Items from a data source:
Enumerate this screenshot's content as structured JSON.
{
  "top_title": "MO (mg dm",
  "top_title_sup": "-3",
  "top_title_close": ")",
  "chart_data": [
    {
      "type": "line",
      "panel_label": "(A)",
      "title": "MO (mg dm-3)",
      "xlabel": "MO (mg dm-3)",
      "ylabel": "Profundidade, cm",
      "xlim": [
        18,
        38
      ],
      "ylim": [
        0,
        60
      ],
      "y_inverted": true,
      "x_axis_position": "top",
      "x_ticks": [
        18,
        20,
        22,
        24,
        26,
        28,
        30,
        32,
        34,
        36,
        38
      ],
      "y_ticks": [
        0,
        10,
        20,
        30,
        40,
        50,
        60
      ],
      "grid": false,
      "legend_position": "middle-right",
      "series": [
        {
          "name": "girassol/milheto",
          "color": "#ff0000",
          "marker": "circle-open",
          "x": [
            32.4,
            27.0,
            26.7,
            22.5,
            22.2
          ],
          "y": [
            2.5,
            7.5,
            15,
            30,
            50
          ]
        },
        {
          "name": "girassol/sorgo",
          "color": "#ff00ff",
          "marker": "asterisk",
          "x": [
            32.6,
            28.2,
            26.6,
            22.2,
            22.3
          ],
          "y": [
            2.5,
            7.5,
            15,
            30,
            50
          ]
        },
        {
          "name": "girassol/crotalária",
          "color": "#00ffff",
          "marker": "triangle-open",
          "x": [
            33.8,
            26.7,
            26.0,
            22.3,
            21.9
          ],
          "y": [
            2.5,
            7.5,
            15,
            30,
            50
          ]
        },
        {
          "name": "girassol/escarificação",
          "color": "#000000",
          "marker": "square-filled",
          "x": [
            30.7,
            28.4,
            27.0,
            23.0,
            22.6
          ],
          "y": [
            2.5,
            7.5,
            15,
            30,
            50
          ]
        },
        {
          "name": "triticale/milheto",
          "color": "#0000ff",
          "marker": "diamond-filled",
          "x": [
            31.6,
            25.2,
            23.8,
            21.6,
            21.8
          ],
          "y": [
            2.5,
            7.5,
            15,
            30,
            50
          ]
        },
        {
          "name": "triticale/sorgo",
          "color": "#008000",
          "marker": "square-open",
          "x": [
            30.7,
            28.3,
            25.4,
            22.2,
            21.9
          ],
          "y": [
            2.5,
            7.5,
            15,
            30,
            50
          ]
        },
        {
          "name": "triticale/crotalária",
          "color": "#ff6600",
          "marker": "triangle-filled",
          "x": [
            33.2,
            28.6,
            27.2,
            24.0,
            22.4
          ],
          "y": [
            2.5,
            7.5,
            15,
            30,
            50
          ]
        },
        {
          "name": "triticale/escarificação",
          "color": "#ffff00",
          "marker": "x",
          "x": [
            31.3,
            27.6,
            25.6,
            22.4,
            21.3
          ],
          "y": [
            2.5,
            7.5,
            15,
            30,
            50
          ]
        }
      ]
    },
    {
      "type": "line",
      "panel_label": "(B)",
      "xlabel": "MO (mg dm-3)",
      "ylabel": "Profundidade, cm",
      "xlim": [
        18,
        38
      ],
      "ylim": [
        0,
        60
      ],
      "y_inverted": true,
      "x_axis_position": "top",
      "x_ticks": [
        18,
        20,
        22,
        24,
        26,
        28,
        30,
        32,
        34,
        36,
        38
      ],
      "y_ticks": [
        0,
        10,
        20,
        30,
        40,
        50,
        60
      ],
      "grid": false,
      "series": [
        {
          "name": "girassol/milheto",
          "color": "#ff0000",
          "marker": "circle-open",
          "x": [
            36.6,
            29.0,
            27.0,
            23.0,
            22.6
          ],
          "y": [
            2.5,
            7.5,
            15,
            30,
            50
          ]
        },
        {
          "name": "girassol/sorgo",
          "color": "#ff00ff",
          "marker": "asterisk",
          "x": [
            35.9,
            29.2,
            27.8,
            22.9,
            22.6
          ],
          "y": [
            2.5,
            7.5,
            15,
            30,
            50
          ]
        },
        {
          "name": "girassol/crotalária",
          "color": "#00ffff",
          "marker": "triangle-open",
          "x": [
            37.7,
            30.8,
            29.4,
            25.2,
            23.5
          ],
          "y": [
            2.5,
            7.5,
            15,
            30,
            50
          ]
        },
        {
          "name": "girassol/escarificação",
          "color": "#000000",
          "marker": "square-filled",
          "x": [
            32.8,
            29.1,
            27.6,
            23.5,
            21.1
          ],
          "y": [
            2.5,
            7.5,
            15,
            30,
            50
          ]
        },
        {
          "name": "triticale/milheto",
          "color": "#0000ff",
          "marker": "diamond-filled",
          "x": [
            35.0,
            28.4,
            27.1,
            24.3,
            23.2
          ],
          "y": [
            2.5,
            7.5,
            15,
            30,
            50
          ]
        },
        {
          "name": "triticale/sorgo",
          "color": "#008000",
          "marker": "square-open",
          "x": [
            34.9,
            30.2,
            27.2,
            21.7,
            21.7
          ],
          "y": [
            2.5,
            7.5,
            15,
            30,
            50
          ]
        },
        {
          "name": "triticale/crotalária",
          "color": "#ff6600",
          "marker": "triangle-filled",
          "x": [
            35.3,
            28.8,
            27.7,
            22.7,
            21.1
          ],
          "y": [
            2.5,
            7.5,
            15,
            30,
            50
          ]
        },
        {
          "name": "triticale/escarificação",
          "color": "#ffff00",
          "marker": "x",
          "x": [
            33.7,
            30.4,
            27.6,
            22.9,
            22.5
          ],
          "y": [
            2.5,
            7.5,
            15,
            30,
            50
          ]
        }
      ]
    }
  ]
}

▸ **Exercise objective**
Return all of the entries exactly as written.

▸ **Task response**
Enumerate this screenshot's content as structured JSON.
{
  "top_title": "MO (mg dm",
  "top_title_sup": "-3",
  "top_title_close": ")",
  "chart_data": [
    {
      "type": "line",
      "panel_label": "(A)",
      "title": "MO (mg dm-3)",
      "xlabel": "MO (mg dm-3)",
      "ylabel": "Profundidade, cm",
      "xlim": [
        18,
        38
      ],
      "ylim": [
        0,
        60
      ],
      "y_inverted": true,
      "x_axis_position": "top",
      "x_ticks": [
        18,
        20,
        22,
        24,
        26,
        28,
        30,
        32,
        34,
        36,
        38
      ],
      "y_ticks": [
        0,
        10,
        20,
        30,
        40,
        50,
        60
      ],
      "grid": false,
      "legend_position": "middle-right",
      "series": [
        {
          "name": "girassol/milheto",
          "color": "#ff0000",
          "marker": "circle-open",
          "x": [
            32.4,
            27.0,
            26.7,
            22.5,
            22.2
          ],
          "y": [
            2.5,
            7.5,
            15,
            30,
            50
          ]
        },
        {
          "name": "girassol/sorgo",
          "color": "#ff00ff",
          "marker": "asterisk",
          "x": [
            32.6,
            28.2,
            26.6,
            22.2,
            22.3
          ],
          "y": [
            2.5,
            7.5,
            15,
            30,
            50
          ]
        },
        {
          "name": "girassol/crotalária",
          "color": "#00ffff",
          "marker": "triangle-open",
          "x": [
            33.8,
            26.7,
            26.0,
            22.3,
            21.9
          ],
          "y": [
            2.5,
            7.5,
            15,
            30,
            50
          ]
        },
        {
          "name": "girassol/escarificação",
          "color": "#000000",
          "marker": "square-filled",
          "x": [
            30.7,
            28.4,
            27.0,
            23.0,
            22.6
          ],
          "y": [
            2.5,
            7.5,
            15,
            30,
            50
          ]
        },
        {
          "name": "triticale/milheto",
          "color": "#0000ff",
          "marker": "diamond-filled",
          "x": [
            31.6,
            25.2,
            23.8,
            21.6,
            21.8
          ],
          "y": [
            2.5,
            7.5,
            15,
            30,
            50
          ]
        },
        {
          "name": "triticale/sorgo",
          "color": "#008000",
          "marker": "square-open",
          "x": [
            30.7,
            28.3,
            25.4,
            22.2,
            21.9
          ],
          "y": [
            2.5,
            7.5,
            15,
            30,
            50
          ]
        },
        {
          "name": "triticale/crotalária",
          "color": "#ff6600",
          "marker": "triangle-filled",
          "x": [
            33.2,
            28.6,
            27.2,
            24.0,
            22.4
          ],
          "y": [
            2.5,
            7.5,
            15,
            30,
            50
          ]
        },
        {
          "name": "triticale/escarificação",
          "color": "#ffff00",
          "marker": "x",
          "x": [
            31.3,
            27.6,
            25.6,
            22.4,
            21.3
          ],
          "y": [
            2.5,
            7.5,
            15,
            30,
            50
          ]
        }
      ]
    },
    {
      "type": "line",
      "panel_label": "(B)",
      "xlabel": "MO (mg dm-3)",
      "ylabel": "Profundidade, cm",
      "xlim": [
        18,
        38
      ],
      "ylim": [
        0,
        60
      ],
      "y_inverted": true,
      "x_axis_position": "top",
      "x_ticks": [
        18,
        20,
        22,
        24,
        26,
        28,
        30,
        32,
        34,
        36,
        38
      ],
      "y_ticks": [
        0,
        10,
        20,
        30,
        40,
        50,
        60
      ],
      "grid": false,
      "series": [
        {
          "name": "girassol/milheto",
          "color": "#ff0000",
          "marker": "circle-open",
          "x": [
            36.6,
            29.0,
            27.0,
            23.0,
            22.6
          ],
          "y": [
            2.5,
            7.5,
            15,
            30,
            50
          ]
        },
        {
          "name": "girassol/sorgo",
          "color": "#ff00ff",
          "marker": "asterisk",
          "x": [
            35.9,
            29.2,
            27.8,
            22.9,
            22.6
          ],
          "y": [
            2.5,
            7.5,
            15,
            30,
            50
          ]
        },
        {
          "name": "girassol/crotalária",
          "color": "#00ffff",
          "marker": "triangle-open",
          "x": [
            37.7,
            30.8,
            29.4,
            25.2,
            23.5
          ],
          "y": [
            2.5,
            7.5,
            15,
            30,
            50
          ]
        },
        {
          "name": "girassol/escarificação",
          "color": "#000000",
          "marker": "square-filled",
          "x": [
            32.8,
            29.1,
            27.6,
            23.5,
            21.1
          ],
          "y": [
            2.5,
            7.5,
            15,
            30,
            50
          ]
        },
        {
          "name": "triticale/milheto",
          "color": "#0000ff",
          "marker": "diamond-filled",
          "x": [
            35.0,
            28.4,
            27.1,
            24.3,
            23.2
          ],
          "y": [
            2.5,
            7.5,
            15,
            30,
            50
          ]
        },
        {
          "name": "triticale/sorgo",
          "color": "#008000",
          "marker": "square-open",
          "x": [
            34.9,
            30.2,
            27.2,
            21.7,
            21.7
          ],
          "y": [
            2.5,
            7.5,
            15,
            30,
            50
          ]
        },
        {
          "name": "triticale/crotalária",
          "color": "#ff6600",
          "marker": "triangle-filled",
          "x": [
            35.3,
            28.8,
            27.7,
            22.7,
            21.1
          ],
          "y": [
            2.5,
            7.5,
            15,
            30,
            50
          ]
        },
        {
          "name": "triticale/escarificação",
          "color": "#ffff00",
          "marker": "x",
          "x": [
            33.7,
            30.4,
            27.6,
            22.9,
            22.5
          ],
          "y": [
            2.5,
            7.5,
            15,
            30,
            50
          ]
        }
      ]
    }
  ]
}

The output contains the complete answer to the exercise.